Stored data:

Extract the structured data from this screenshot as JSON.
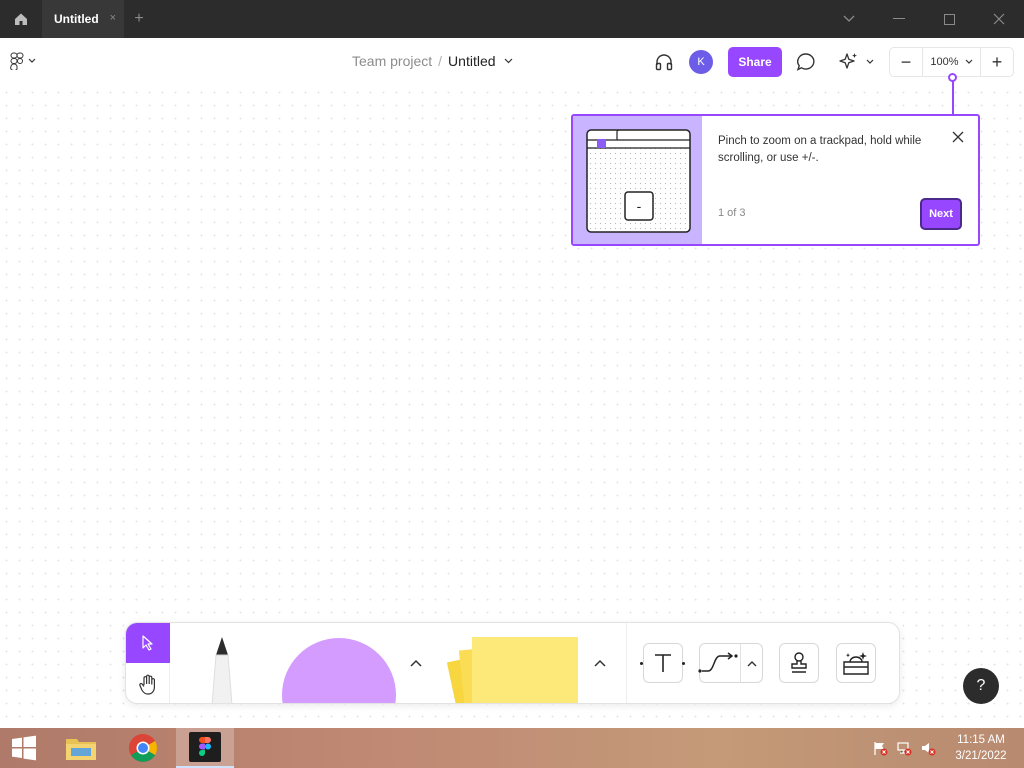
{
  "titlebar": {
    "tab_label": "Untitled",
    "tab_close": "×",
    "new_tab": "+"
  },
  "toolbar": {
    "breadcrumb_team": "Team project",
    "breadcrumb_separator": "/",
    "breadcrumb_file": "Untitled",
    "avatar_initial": "K",
    "share_label": "Share",
    "zoom_value": "100%",
    "zoom_minus": "−",
    "zoom_plus": "+"
  },
  "onboarding": {
    "message": "Pinch to zoom on a trackpad, hold while scrolling, or use +/-.",
    "step": "1 of 3",
    "next_label": "Next",
    "illustration_key": "-"
  },
  "bottom_toolbar": {
    "tools": [
      "move",
      "hand",
      "marker",
      "shape",
      "sticky-note",
      "text",
      "connector",
      "stamp",
      "widgets"
    ],
    "active_tool": "move"
  },
  "help_label": "?",
  "taskbar": {
    "apps": [
      "File Explorer",
      "Google Chrome",
      "Figma"
    ],
    "active_app": "Figma",
    "time": "11:15 AM",
    "date": "3/21/2022"
  },
  "colors": {
    "accent": "#9747ff",
    "titlebar": "#2c2c2c",
    "popover_illustration": "#c9b4ff",
    "shape_tool": "#d59cff",
    "sticky": "#fde87a"
  }
}
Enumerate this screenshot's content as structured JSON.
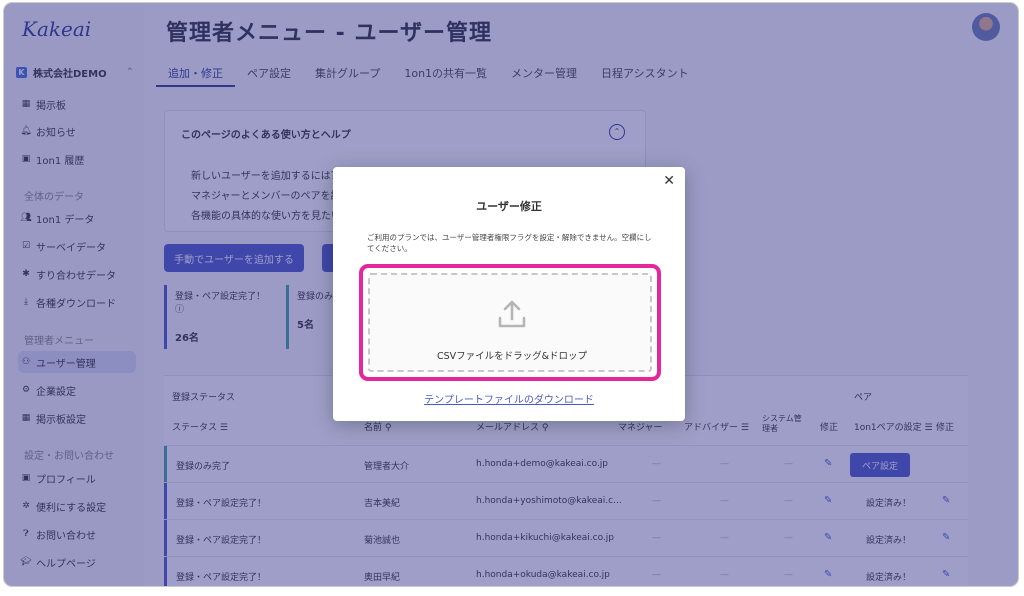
{
  "app": {
    "logo": "Kakeai"
  },
  "sidebar": {
    "company": "株式会社DEMO",
    "items": [
      {
        "label": "掲示板",
        "icon": "board-icon"
      },
      {
        "label": "お知らせ",
        "icon": "bell-icon"
      },
      {
        "label": "1on1 履歴",
        "icon": "history-icon"
      }
    ],
    "section_data": "全体のデータ",
    "data_items": [
      {
        "label": "1on1 データ"
      },
      {
        "label": "サーベイデータ"
      },
      {
        "label": "すり合わせデータ"
      },
      {
        "label": "各種ダウンロード"
      }
    ],
    "section_admin": "管理者メニュー",
    "admin_items": [
      {
        "label": "ユーザー管理"
      },
      {
        "label": "企業設定"
      },
      {
        "label": "掲示板設定"
      }
    ],
    "section_settings": "設定・お問い合わせ",
    "settings_items": [
      {
        "label": "プロフィール"
      },
      {
        "label": "便利にする設定"
      },
      {
        "label": "お問い合わせ"
      },
      {
        "label": "ヘルプページ"
      }
    ]
  },
  "header": {
    "title": "管理者メニュー - ユーザー管理"
  },
  "tabs": [
    "追加・修正",
    "ペア設定",
    "集計グループ",
    "1on1の共有一覧",
    "メンター管理",
    "日程アシスタント"
  ],
  "help": {
    "title": "このページのよくある使い方とヘルプ",
    "q1": "新しいユーザーを追加するには？",
    "q2": "マネジャーとメンバーのペアを設",
    "q3": "各機能の具体的な使い方を見たい"
  },
  "add_button": "手動でユーザーを追加する",
  "stats": [
    {
      "label": "登録・ペア設定完了！ ⓘ",
      "value": "26名"
    },
    {
      "label": "登録のみ完",
      "value": "5名"
    }
  ],
  "table": {
    "status_group": "登録ステータス",
    "pair_group": "ペア",
    "headers": {
      "status": "ステータス",
      "name": "名前",
      "email": "メールアドレス",
      "mentor": "マネジャー",
      "adviser": "アドバイザー",
      "system_admin": "システム管理者",
      "edit": "修正",
      "pair_setting": "1on1ペアの設定",
      "pair_edit": "修正"
    },
    "rows": [
      {
        "status": "登録のみ完了",
        "name": "管理者大介",
        "email": "h.honda+demo@kakeai.co.jp",
        "pair": "ペア設定"
      },
      {
        "status": "登録・ペア設定完了！",
        "name": "吉本美紀",
        "email": "h.honda+yoshimoto@kakeai.c...",
        "pair": "設定済み！"
      },
      {
        "status": "登録・ペア設定完了！",
        "name": "菊池誠也",
        "email": "h.honda+kikuchi@kakeai.co.jp",
        "pair": "設定済み！"
      },
      {
        "status": "登録・ペア設定完了！",
        "name": "奥田早紀",
        "email": "h.honda+okuda@kakeai.co.jp",
        "pair": "設定済み！"
      }
    ],
    "dash": "—"
  },
  "modal": {
    "title": "ユーザー修正",
    "note": "ご利用のプランでは、ユーザー管理者権限フラグを設定・解除できません。空欄にしてください。",
    "drop_text": "CSVファイルをドラッグ&ドロップ",
    "template_link": "テンプレートファイルのダウンロード",
    "close": "✕"
  },
  "colors": {
    "accent": "#4a58c8",
    "highlight": "#e5279a",
    "overlay": "#34348c"
  }
}
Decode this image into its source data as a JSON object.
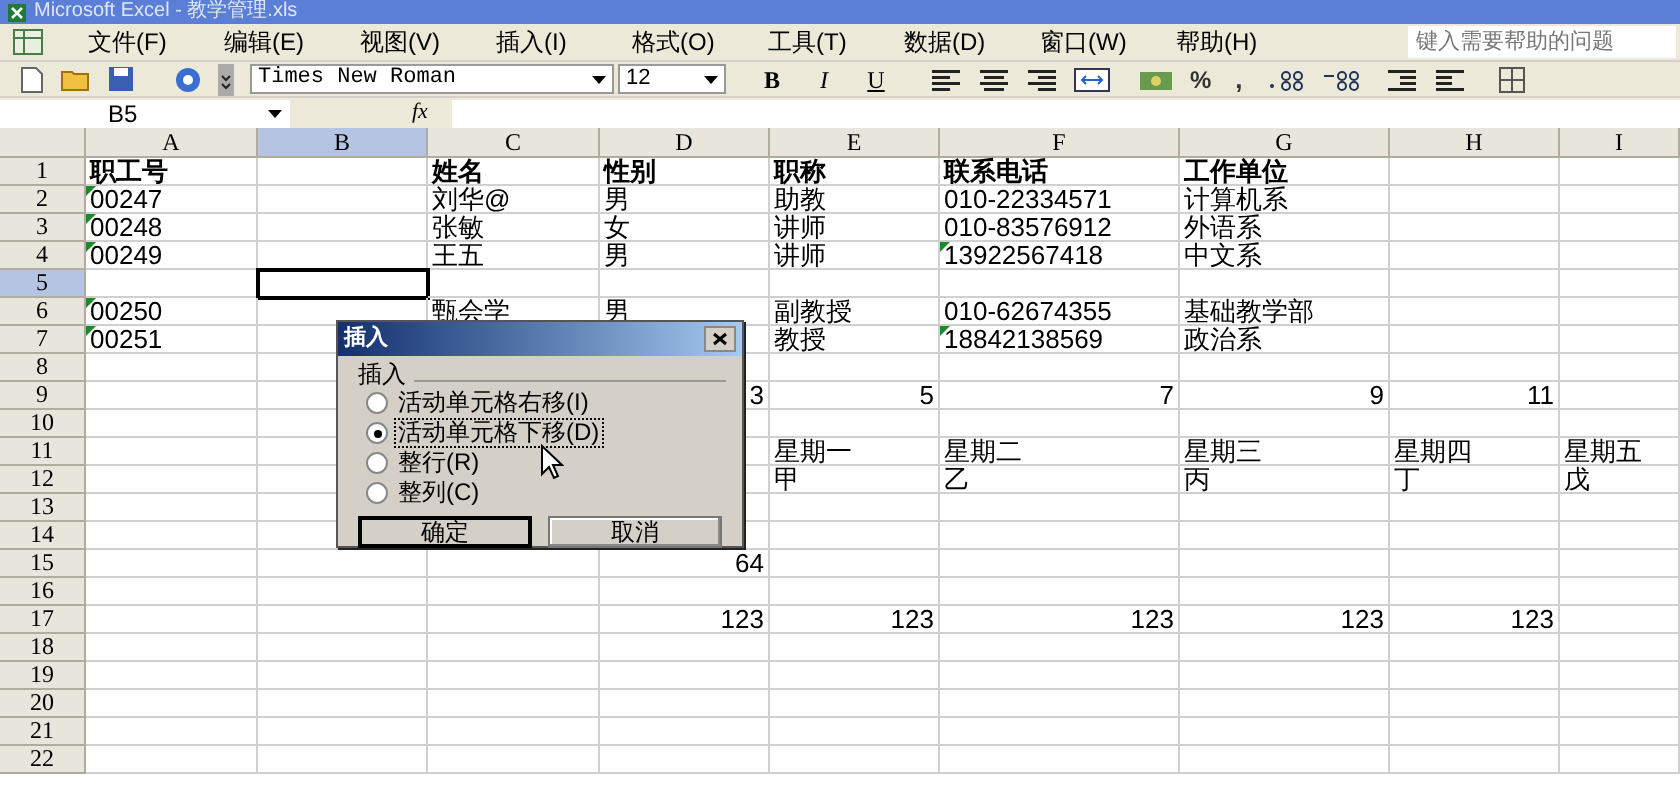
{
  "window": {
    "title": "Microsoft Excel - 教学管理.xls"
  },
  "menu": [
    "文件(F)",
    "编辑(E)",
    "视图(V)",
    "插入(I)",
    "格式(O)",
    "工具(T)",
    "数据(D)",
    "窗口(W)",
    "帮助(H)"
  ],
  "help_box": {
    "placeholder": "键入需要帮助的问题"
  },
  "toolbar": {
    "font": "Times New Roman",
    "size": "12",
    "bold": "B",
    "italic": "I",
    "underline": "U",
    "percent": "%",
    "comma": ","
  },
  "formula_bar": {
    "name_box": "B5",
    "fx": "fx"
  },
  "columns": [
    {
      "label": "A",
      "selected": false
    },
    {
      "label": "B",
      "selected": true
    },
    {
      "label": "C",
      "selected": false
    },
    {
      "label": "D",
      "selected": false
    },
    {
      "label": "E",
      "selected": false
    },
    {
      "label": "F",
      "selected": false
    },
    {
      "label": "G",
      "selected": false
    },
    {
      "label": "H",
      "selected": false
    },
    {
      "label": "I",
      "selected": false
    }
  ],
  "rows": [
    {
      "label": "1",
      "selected": false,
      "cells": [
        {
          "text": "职工号",
          "kind": "heading",
          "flag": false
        },
        null,
        {
          "text": "姓名",
          "kind": "heading",
          "flag": false
        },
        {
          "text": "性别",
          "kind": "heading",
          "flag": false
        },
        {
          "text": "职称",
          "kind": "heading",
          "flag": false
        },
        {
          "text": "联系电话",
          "kind": "heading",
          "flag": false
        },
        {
          "text": "工作单位",
          "kind": "heading",
          "flag": false
        },
        null,
        null
      ]
    },
    {
      "label": "2",
      "selected": false,
      "cells": [
        {
          "text": "00247",
          "kind": "text",
          "flag": true
        },
        null,
        {
          "text": "刘华@",
          "kind": "text",
          "flag": false
        },
        {
          "text": "男",
          "kind": "text",
          "flag": false
        },
        {
          "text": "助教",
          "kind": "text",
          "flag": false
        },
        {
          "text": "010-22334571",
          "kind": "text",
          "flag": false
        },
        {
          "text": "计算机系",
          "kind": "text",
          "flag": false
        },
        null,
        null
      ]
    },
    {
      "label": "3",
      "selected": false,
      "cells": [
        {
          "text": "00248",
          "kind": "text",
          "flag": true
        },
        null,
        {
          "text": "张敏",
          "kind": "text",
          "flag": false
        },
        {
          "text": "女",
          "kind": "text",
          "flag": false
        },
        {
          "text": "讲师",
          "kind": "text",
          "flag": false
        },
        {
          "text": "010-83576912",
          "kind": "text",
          "flag": false
        },
        {
          "text": "外语系",
          "kind": "text",
          "flag": false
        },
        null,
        null
      ]
    },
    {
      "label": "4",
      "selected": false,
      "cells": [
        {
          "text": "00249",
          "kind": "text",
          "flag": true
        },
        null,
        {
          "text": "王五",
          "kind": "text",
          "flag": false
        },
        {
          "text": "男",
          "kind": "text",
          "flag": false
        },
        {
          "text": "讲师",
          "kind": "text",
          "flag": false
        },
        {
          "text": "13922567418",
          "kind": "text",
          "flag": true
        },
        {
          "text": "中文系",
          "kind": "text",
          "flag": false
        },
        null,
        null
      ]
    },
    {
      "label": "5",
      "selected": true,
      "cells": [
        null,
        null,
        null,
        null,
        null,
        null,
        null,
        null,
        null
      ]
    },
    {
      "label": "6",
      "selected": false,
      "cells": [
        {
          "text": "00250",
          "kind": "text",
          "flag": true
        },
        null,
        {
          "text": "甄会学",
          "kind": "text",
          "flag": false
        },
        {
          "text": "男",
          "kind": "text",
          "flag": false
        },
        {
          "text": "副教授",
          "kind": "text",
          "flag": false
        },
        {
          "text": "010-62674355",
          "kind": "text",
          "flag": false
        },
        {
          "text": "基础教学部",
          "kind": "text",
          "flag": false
        },
        null,
        null
      ]
    },
    {
      "label": "7",
      "selected": false,
      "cells": [
        {
          "text": "00251",
          "kind": "text",
          "flag": true
        },
        null,
        null,
        null,
        {
          "text": "教授",
          "kind": "text",
          "flag": false
        },
        {
          "text": "18842138569",
          "kind": "text",
          "flag": true
        },
        {
          "text": "政治系",
          "kind": "text",
          "flag": false
        },
        null,
        null
      ]
    },
    {
      "label": "8",
      "selected": false,
      "cells": [
        null,
        null,
        null,
        null,
        null,
        null,
        null,
        null,
        null
      ]
    },
    {
      "label": "9",
      "selected": false,
      "cells": [
        null,
        null,
        null,
        {
          "text": "3",
          "kind": "number",
          "flag": false
        },
        {
          "text": "5",
          "kind": "number",
          "flag": false
        },
        {
          "text": "7",
          "kind": "number",
          "flag": false
        },
        {
          "text": "9",
          "kind": "number",
          "flag": false
        },
        {
          "text": "11",
          "kind": "number",
          "flag": false
        },
        null
      ]
    },
    {
      "label": "10",
      "selected": false,
      "cells": [
        null,
        null,
        null,
        null,
        null,
        null,
        null,
        null,
        null
      ]
    },
    {
      "label": "11",
      "selected": false,
      "cells": [
        null,
        null,
        null,
        null,
        {
          "text": "星期一",
          "kind": "text",
          "flag": false
        },
        {
          "text": "星期二",
          "kind": "text",
          "flag": false
        },
        {
          "text": "星期三",
          "kind": "text",
          "flag": false
        },
        {
          "text": "星期四",
          "kind": "text",
          "flag": false
        },
        {
          "text": "星期五",
          "kind": "text",
          "flag": false
        }
      ]
    },
    {
      "label": "12",
      "selected": false,
      "cells": [
        null,
        null,
        null,
        null,
        {
          "text": "甲",
          "kind": "text",
          "flag": false
        },
        {
          "text": "乙",
          "kind": "text",
          "flag": false
        },
        {
          "text": "丙",
          "kind": "text",
          "flag": false
        },
        {
          "text": "丁",
          "kind": "text",
          "flag": false
        },
        {
          "text": "戊",
          "kind": "text",
          "flag": false
        }
      ]
    },
    {
      "label": "13",
      "selected": false,
      "cells": [
        null,
        null,
        null,
        null,
        null,
        null,
        null,
        null,
        null
      ]
    },
    {
      "label": "14",
      "selected": false,
      "cells": [
        null,
        null,
        null,
        null,
        null,
        null,
        null,
        null,
        null
      ]
    },
    {
      "label": "15",
      "selected": false,
      "cells": [
        null,
        null,
        null,
        {
          "text": "64",
          "kind": "number",
          "flag": false
        },
        null,
        null,
        null,
        null,
        null
      ]
    },
    {
      "label": "16",
      "selected": false,
      "cells": [
        null,
        null,
        null,
        null,
        null,
        null,
        null,
        null,
        null
      ]
    },
    {
      "label": "17",
      "selected": false,
      "cells": [
        null,
        null,
        null,
        {
          "text": "123",
          "kind": "number",
          "flag": false
        },
        {
          "text": "123",
          "kind": "number",
          "flag": false
        },
        {
          "text": "123",
          "kind": "number",
          "flag": false
        },
        {
          "text": "123",
          "kind": "number",
          "flag": false
        },
        {
          "text": "123",
          "kind": "number",
          "flag": false
        },
        null
      ]
    },
    {
      "label": "18",
      "selected": false,
      "cells": [
        null,
        null,
        null,
        null,
        null,
        null,
        null,
        null,
        null
      ]
    },
    {
      "label": "19",
      "selected": false,
      "cells": [
        null,
        null,
        null,
        null,
        null,
        null,
        null,
        null,
        null
      ]
    },
    {
      "label": "20",
      "selected": false,
      "cells": [
        null,
        null,
        null,
        null,
        null,
        null,
        null,
        null,
        null
      ]
    },
    {
      "label": "21",
      "selected": false,
      "cells": [
        null,
        null,
        null,
        null,
        null,
        null,
        null,
        null,
        null
      ]
    },
    {
      "label": "22",
      "selected": false,
      "cells": [
        null,
        null,
        null,
        null,
        null,
        null,
        null,
        null,
        null
      ]
    }
  ],
  "dialog": {
    "title": "插入",
    "group": "插入",
    "options": [
      {
        "label": "活动单元格右移(I)",
        "selected": false
      },
      {
        "label": "活动单元格下移(D)",
        "selected": true
      },
      {
        "label": "整行(R)",
        "selected": false
      },
      {
        "label": "整列(C)",
        "selected": false
      }
    ],
    "buttons": [
      "确定",
      "取消"
    ]
  }
}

Challenge:
Report only the number of lines in the records that include the word "お問い合わせ".

The reply:
2